→ DO THIS: Find and copy each line of the records where the string "Dining" shows up.
+--
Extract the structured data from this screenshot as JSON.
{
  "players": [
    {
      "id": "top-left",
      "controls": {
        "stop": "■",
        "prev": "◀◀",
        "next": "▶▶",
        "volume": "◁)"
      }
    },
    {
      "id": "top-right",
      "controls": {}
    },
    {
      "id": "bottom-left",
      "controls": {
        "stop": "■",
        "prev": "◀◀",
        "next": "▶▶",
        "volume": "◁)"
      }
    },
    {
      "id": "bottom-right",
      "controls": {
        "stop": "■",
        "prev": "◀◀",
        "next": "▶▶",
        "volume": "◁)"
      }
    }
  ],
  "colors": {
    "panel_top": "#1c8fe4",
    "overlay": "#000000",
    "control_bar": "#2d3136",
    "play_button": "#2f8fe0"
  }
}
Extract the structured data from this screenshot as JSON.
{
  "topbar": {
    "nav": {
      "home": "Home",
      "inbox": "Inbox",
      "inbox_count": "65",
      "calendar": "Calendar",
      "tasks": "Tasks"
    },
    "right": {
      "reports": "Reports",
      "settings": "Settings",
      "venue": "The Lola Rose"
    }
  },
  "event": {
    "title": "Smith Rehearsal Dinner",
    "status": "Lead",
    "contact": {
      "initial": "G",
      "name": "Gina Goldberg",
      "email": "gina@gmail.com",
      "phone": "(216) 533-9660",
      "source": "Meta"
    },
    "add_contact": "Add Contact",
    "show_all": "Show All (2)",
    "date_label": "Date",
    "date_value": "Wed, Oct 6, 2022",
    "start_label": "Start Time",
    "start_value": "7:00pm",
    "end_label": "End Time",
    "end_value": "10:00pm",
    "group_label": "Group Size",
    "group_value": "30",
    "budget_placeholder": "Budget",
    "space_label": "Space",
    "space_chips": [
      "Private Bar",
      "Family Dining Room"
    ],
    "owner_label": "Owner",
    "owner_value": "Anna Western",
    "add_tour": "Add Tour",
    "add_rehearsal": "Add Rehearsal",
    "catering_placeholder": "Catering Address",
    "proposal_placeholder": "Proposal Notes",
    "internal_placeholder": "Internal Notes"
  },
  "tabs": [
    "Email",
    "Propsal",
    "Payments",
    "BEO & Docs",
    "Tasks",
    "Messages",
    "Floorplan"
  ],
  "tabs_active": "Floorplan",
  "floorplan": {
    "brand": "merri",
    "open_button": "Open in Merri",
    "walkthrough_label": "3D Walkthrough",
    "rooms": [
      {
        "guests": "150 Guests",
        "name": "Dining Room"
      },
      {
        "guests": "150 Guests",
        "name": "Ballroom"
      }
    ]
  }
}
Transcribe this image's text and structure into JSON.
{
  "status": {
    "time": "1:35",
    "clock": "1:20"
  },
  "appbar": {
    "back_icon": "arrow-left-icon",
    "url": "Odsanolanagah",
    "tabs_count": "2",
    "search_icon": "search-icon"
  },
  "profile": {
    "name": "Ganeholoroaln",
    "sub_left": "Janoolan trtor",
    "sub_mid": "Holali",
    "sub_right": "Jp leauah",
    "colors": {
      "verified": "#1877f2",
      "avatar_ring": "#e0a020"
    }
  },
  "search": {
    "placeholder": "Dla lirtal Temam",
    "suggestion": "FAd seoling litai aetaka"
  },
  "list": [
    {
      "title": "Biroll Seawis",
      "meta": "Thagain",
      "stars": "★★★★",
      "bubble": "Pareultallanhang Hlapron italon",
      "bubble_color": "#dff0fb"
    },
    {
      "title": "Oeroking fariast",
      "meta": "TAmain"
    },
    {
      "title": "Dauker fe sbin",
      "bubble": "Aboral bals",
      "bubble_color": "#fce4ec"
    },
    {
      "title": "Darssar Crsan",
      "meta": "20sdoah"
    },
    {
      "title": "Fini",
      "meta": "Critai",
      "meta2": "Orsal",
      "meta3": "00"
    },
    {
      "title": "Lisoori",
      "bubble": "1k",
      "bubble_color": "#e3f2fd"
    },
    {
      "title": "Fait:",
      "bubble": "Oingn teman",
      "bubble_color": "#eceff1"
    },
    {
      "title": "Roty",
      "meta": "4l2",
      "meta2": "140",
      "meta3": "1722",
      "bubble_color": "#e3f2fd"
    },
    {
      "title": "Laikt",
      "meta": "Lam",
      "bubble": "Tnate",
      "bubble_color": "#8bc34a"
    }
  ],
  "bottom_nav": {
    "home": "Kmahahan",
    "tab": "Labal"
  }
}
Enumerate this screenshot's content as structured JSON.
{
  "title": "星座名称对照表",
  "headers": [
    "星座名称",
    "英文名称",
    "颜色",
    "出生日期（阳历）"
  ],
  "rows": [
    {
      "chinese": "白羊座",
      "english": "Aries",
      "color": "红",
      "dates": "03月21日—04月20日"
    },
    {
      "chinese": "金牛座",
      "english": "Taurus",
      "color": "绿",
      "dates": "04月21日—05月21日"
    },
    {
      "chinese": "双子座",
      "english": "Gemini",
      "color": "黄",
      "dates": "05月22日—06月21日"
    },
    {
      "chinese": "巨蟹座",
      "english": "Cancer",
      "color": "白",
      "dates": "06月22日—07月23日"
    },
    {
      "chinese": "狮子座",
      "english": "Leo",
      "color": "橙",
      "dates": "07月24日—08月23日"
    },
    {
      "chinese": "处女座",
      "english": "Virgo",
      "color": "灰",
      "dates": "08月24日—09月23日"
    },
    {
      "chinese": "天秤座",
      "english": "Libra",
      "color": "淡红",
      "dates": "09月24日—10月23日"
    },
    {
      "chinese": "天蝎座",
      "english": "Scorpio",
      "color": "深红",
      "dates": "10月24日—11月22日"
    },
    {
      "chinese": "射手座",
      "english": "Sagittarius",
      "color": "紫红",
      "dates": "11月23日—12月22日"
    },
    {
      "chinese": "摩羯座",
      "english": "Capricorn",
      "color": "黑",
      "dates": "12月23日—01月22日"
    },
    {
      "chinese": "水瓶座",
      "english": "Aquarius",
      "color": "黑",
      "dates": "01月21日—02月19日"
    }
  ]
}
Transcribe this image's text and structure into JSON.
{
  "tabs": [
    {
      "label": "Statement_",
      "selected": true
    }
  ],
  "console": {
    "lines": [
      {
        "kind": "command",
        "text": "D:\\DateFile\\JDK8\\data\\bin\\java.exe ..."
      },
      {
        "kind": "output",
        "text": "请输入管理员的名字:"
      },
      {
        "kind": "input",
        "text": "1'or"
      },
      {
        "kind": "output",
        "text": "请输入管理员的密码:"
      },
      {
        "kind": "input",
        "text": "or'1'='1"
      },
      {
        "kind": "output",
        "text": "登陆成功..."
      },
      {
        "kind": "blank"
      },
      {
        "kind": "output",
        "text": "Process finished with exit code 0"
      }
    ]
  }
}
+--
→ THE OUTPUT:
      "Family Dining Room"
        "name": "Dining Room"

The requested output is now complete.